**GOAL:** Identify and pull out each line of the entries in which "капсулами" occurs.

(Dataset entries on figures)
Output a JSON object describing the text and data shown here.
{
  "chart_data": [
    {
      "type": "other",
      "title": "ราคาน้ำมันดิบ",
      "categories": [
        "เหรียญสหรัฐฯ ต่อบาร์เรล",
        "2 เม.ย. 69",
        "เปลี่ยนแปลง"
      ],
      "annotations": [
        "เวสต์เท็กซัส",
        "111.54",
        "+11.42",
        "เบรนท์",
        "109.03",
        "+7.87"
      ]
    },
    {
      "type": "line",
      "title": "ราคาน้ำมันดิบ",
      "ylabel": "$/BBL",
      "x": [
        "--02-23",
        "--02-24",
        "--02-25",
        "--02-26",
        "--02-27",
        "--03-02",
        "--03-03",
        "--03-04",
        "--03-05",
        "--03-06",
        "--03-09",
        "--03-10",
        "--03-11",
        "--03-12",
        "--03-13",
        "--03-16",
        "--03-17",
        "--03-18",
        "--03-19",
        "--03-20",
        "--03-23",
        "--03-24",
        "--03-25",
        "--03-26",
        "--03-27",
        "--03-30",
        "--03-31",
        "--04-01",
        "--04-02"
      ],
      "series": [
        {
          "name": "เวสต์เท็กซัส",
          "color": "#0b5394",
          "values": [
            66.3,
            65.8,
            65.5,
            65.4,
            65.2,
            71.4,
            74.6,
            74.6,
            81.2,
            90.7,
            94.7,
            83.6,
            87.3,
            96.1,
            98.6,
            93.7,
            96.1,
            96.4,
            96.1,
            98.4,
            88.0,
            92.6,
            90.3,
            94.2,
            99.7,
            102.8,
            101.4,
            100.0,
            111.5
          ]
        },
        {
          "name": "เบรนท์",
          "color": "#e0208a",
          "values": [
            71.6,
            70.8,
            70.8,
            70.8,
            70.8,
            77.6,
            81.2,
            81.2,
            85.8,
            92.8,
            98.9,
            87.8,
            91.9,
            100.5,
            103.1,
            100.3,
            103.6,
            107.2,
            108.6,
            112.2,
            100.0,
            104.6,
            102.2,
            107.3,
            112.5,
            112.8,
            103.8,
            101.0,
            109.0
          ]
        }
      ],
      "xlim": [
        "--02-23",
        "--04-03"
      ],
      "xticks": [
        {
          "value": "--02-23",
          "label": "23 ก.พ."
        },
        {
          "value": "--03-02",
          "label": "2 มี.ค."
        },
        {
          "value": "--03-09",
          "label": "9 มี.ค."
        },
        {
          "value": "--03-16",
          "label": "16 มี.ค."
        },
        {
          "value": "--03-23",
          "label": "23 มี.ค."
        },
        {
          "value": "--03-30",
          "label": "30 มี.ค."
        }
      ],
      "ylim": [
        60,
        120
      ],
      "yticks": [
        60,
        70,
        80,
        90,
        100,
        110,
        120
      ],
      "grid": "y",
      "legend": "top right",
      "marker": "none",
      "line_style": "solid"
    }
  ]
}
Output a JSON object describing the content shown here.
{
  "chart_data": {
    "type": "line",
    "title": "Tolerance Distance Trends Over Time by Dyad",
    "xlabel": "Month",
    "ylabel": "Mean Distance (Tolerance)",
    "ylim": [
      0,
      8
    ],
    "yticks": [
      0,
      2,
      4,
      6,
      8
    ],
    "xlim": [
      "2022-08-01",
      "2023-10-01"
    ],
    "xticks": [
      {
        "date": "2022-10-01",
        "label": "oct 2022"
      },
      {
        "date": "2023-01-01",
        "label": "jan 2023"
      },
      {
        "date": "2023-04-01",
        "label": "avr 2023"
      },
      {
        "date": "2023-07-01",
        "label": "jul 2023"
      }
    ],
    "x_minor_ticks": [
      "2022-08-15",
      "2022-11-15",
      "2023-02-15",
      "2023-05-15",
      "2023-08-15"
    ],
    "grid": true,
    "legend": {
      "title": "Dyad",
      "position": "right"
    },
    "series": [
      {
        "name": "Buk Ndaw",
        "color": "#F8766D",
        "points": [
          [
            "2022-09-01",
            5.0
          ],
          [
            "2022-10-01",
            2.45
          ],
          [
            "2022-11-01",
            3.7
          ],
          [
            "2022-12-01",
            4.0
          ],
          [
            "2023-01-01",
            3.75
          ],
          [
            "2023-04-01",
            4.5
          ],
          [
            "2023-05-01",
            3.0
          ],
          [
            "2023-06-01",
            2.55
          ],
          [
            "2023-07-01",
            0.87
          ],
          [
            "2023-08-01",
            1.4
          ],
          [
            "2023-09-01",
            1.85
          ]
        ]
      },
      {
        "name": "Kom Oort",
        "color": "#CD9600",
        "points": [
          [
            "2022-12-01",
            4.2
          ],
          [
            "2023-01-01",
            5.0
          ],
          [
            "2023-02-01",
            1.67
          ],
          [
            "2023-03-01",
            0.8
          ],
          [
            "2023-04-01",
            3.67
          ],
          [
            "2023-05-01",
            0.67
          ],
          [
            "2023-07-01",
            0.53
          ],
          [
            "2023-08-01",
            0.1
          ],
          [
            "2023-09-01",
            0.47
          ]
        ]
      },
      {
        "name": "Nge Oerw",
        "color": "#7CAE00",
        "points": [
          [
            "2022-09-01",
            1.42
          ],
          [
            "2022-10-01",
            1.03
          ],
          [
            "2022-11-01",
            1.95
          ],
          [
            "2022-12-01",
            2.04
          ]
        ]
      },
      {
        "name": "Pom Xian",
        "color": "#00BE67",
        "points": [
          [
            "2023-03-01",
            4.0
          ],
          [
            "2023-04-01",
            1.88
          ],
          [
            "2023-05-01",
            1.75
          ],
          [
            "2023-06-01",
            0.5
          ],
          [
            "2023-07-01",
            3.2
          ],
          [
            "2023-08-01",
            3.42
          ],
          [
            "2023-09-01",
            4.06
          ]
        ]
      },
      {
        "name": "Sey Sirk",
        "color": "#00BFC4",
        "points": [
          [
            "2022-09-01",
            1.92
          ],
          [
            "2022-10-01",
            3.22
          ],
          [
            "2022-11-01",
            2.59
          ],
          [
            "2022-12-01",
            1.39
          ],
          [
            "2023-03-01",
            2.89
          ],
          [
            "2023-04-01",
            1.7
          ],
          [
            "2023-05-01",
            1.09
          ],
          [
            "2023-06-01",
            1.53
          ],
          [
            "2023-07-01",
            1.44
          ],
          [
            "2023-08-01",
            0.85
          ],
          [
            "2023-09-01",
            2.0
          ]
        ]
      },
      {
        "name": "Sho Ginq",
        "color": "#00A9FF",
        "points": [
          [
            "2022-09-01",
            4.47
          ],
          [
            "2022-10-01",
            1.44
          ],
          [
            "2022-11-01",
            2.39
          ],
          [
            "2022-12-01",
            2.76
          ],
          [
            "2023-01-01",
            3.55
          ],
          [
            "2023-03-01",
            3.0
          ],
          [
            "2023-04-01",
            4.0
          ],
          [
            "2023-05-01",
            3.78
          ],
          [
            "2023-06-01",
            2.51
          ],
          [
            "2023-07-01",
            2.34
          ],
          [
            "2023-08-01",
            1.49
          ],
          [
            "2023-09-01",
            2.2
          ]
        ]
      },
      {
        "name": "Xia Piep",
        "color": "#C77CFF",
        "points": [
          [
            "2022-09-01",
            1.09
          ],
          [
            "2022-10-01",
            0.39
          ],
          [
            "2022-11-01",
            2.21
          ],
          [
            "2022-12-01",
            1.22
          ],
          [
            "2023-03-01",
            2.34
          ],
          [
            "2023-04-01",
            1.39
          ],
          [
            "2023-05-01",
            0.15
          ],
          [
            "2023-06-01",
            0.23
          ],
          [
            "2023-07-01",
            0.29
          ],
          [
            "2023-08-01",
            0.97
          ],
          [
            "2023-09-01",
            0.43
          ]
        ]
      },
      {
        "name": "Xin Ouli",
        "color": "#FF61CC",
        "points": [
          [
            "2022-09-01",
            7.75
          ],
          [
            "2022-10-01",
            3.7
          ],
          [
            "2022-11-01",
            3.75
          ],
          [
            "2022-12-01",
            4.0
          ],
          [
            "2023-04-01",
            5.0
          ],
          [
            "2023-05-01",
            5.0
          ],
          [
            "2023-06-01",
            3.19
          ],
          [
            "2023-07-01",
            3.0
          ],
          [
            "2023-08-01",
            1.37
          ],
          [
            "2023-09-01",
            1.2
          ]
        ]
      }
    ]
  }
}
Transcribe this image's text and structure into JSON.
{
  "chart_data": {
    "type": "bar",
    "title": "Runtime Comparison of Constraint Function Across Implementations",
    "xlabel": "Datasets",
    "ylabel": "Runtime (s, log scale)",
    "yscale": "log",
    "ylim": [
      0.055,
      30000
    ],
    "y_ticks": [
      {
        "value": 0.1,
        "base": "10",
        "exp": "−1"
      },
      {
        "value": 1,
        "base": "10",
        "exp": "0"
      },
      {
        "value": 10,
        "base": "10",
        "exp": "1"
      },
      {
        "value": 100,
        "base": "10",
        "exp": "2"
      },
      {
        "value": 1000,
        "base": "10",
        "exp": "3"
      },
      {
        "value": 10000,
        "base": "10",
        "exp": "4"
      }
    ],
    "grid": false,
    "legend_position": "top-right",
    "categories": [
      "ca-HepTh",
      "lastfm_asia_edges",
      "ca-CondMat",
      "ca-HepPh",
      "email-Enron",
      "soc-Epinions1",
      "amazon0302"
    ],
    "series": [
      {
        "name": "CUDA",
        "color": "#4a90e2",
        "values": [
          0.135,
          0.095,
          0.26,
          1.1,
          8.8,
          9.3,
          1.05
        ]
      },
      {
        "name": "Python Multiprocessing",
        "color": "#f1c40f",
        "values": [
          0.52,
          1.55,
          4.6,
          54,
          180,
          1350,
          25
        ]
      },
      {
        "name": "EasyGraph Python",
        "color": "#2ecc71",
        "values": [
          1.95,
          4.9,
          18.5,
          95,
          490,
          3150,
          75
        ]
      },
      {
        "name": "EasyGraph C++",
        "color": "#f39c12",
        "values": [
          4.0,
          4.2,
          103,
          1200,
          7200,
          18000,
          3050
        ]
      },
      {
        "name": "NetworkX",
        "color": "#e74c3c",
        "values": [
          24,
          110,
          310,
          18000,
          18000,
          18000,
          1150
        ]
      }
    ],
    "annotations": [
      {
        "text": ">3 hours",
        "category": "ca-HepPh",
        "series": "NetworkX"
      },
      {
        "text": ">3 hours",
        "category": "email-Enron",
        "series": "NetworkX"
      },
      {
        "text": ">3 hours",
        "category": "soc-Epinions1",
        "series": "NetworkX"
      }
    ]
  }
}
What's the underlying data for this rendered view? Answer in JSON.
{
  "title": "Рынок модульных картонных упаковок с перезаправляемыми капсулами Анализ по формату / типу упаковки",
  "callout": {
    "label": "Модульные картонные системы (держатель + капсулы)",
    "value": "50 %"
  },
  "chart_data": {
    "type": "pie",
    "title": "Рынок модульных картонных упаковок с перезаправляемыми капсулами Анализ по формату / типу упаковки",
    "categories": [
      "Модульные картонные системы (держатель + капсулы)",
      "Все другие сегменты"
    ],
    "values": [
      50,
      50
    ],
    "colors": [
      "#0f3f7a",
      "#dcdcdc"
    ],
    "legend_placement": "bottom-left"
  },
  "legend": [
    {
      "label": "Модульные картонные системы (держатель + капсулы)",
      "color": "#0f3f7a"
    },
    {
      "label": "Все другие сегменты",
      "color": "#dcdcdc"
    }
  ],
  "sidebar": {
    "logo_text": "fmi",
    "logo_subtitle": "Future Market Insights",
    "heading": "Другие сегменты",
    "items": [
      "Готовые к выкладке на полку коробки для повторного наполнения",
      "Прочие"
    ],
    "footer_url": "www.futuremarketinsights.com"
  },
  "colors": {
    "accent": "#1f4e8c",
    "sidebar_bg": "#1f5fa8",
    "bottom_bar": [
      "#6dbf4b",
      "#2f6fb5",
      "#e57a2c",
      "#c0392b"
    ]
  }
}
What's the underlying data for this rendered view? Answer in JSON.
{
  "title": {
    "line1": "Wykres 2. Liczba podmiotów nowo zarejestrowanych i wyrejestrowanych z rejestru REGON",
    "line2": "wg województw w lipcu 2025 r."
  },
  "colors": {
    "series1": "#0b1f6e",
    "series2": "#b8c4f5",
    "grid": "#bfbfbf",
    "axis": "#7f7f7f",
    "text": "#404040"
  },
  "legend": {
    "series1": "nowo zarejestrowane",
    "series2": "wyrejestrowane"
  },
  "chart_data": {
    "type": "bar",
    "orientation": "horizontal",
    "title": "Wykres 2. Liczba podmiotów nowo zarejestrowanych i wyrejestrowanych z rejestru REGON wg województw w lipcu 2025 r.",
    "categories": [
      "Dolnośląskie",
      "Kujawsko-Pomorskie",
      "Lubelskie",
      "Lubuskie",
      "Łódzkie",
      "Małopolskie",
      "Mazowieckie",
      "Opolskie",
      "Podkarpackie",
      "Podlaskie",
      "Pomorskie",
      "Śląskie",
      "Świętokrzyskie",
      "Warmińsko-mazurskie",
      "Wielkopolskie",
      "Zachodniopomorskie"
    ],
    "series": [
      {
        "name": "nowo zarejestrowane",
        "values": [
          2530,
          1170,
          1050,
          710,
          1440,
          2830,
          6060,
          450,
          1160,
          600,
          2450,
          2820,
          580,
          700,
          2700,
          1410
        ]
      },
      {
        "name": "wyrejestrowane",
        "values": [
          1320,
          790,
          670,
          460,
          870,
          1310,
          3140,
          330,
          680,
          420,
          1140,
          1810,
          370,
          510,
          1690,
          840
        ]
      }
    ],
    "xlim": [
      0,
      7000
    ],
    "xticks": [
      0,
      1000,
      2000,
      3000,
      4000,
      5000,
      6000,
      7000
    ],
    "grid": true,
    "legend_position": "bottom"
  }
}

**SOLVED EXERCISE:**
  "title": "Рынок модульных картонных упаковок с перезаправляемыми капсулами Анализ по формату / типу упаковки",
    "title": "Рынок модульных картонных упаковок с перезаправляемыми капсулами Анализ по формату / типу упаковки",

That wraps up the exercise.